* [SELECTED EXTRACT]:
*** Block opens ***

When you look at "institutionalized apartheid" (caste system) as one of the central themes of Hinduism it is hard to see it as "sophistication".
I submit that Hinduism may have escaped the particularly wicked aspects of Abrahamic religions - but that is merely chance. Its design allows for many evil forms of cruelty and barbarism towards its own adherents.
3. What are your qualifications to question religion anyway? Just who are you?
Comment #205620 by LateBloomer on July 7, 2008 at 2:16 pm
It is my right to question religion because it is religion that is attempting to impose itself on me. If religion were merely a human pastime like sport or stamp-collection then I would not care.
But Religion purports to explain my role, destiny and indeed demands my obedience and hence it is eminently my right to question the credentials of religion in all the areas that it claims not only knowledge but also supremacy.
Religion wants me to be the paying customer but also wants me to accept the product as-is and without question.

*** Block closes ***

(Document understanding data)
*** Block opens ***

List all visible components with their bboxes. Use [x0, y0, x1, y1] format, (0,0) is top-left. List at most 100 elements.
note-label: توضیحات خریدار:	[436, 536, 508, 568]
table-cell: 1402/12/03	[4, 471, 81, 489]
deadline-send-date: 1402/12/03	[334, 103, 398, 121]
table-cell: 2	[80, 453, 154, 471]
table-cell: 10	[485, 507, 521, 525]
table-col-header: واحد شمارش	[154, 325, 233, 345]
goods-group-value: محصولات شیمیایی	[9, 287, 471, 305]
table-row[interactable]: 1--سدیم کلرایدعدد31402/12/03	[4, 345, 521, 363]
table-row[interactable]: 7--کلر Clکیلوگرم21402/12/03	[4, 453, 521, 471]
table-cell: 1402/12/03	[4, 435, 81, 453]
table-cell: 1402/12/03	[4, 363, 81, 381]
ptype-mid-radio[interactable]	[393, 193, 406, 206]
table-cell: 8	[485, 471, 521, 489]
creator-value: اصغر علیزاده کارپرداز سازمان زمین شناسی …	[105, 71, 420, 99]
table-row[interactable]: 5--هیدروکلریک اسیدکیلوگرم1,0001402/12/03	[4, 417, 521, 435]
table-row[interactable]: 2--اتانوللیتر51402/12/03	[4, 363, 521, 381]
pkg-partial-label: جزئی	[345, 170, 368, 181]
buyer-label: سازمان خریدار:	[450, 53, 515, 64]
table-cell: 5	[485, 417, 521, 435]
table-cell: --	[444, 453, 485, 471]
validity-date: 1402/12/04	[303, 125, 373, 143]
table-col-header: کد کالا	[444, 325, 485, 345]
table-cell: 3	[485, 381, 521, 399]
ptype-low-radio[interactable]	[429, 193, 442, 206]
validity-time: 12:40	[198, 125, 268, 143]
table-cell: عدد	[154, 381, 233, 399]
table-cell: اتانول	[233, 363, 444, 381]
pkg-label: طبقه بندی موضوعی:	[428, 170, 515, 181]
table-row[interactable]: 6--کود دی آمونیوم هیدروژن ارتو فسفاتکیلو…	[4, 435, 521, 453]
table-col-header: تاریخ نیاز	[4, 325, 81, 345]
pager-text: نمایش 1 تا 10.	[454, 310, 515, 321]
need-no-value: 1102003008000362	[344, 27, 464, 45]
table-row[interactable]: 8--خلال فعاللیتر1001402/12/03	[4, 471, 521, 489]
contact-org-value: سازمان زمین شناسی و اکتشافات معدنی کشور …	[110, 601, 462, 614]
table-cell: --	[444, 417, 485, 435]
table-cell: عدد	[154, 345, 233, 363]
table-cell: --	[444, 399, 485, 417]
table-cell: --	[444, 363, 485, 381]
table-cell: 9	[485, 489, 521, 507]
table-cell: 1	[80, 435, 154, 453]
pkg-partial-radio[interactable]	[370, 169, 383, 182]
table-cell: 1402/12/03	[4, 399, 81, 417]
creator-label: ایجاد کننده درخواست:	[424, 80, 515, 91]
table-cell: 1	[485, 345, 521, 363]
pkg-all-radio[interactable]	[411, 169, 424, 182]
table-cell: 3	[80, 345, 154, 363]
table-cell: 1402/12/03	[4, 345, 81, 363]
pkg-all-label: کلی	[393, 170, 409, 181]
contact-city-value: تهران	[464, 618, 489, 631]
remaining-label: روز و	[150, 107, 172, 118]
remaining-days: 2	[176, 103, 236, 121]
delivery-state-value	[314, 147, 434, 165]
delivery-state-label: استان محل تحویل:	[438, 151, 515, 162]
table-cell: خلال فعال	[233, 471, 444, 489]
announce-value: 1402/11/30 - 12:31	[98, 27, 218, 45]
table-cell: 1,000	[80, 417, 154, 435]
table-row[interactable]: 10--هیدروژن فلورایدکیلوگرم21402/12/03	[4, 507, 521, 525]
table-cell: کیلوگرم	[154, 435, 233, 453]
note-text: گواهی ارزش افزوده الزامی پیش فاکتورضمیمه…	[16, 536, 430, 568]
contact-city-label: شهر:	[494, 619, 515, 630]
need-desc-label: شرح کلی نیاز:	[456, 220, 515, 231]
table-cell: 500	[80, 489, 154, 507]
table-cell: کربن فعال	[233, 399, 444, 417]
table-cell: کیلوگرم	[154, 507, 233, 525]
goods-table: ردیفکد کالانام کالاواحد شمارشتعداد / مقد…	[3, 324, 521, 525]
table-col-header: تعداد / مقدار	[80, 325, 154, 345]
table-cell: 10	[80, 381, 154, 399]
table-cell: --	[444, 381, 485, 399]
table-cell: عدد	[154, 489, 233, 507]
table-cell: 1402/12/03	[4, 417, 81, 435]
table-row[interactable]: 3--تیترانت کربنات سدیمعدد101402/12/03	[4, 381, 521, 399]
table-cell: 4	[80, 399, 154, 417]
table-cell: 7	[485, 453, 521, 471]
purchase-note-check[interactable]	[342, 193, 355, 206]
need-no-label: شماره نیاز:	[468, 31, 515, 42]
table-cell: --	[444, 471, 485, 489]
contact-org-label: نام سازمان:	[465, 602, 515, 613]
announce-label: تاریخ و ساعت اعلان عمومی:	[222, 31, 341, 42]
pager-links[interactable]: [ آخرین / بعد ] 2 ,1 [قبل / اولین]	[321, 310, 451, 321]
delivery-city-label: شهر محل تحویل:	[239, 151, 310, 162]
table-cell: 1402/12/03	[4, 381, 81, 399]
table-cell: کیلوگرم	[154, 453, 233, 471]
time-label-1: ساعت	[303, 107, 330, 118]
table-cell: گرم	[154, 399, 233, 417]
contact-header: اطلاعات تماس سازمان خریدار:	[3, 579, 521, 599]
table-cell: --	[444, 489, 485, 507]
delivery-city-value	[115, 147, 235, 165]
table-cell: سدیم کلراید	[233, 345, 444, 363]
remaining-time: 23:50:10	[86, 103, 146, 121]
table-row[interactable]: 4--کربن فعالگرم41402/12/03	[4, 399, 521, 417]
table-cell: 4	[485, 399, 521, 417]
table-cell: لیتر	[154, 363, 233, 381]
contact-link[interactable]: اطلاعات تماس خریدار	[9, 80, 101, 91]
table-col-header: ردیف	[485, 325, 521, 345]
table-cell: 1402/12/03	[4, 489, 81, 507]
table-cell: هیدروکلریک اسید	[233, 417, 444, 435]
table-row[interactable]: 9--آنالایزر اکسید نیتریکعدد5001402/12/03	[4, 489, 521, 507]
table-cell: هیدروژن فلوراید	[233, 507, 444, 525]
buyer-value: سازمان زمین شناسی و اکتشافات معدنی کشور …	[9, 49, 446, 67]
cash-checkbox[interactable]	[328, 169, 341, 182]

*** Block closes ***

* [YOUR ASSIGNMENT]:
Copy out the whole excerpt about questioning religion word for word. These items come from a separate source, not from the excerpt.

* [WRITTEN SOLUTION]:
When you look at "institutionalized apartheid" (caste system) as one of the central themes of Hinduism it is hard to see it as "sophistication".
I submit that Hinduism may have escaped the particularly wicked aspects of Abrahamic religions - but that is merely chance. Its design allows for many evil forms of cruelty and barbarism towards its own adherents.
3. What are your qualifications to question religion anyway? Just who are you?
Comment #205620 by LateBloomer on July 7, 2008 at 2:16 pm
It is my right to question religion because it is religion that is attempting to impose itself on me. If religion were merely a human pastime like sport or stamp-collection then I would not care.
But Religion purports to explain my role, destiny and indeed demands my obedience and hence it is eminently my right to question the credentials of religion in all the areas that it claims not only knowledge but also supremacy.
Religion wants me to be the paying customer but also wants me to accept the product as-is and without question.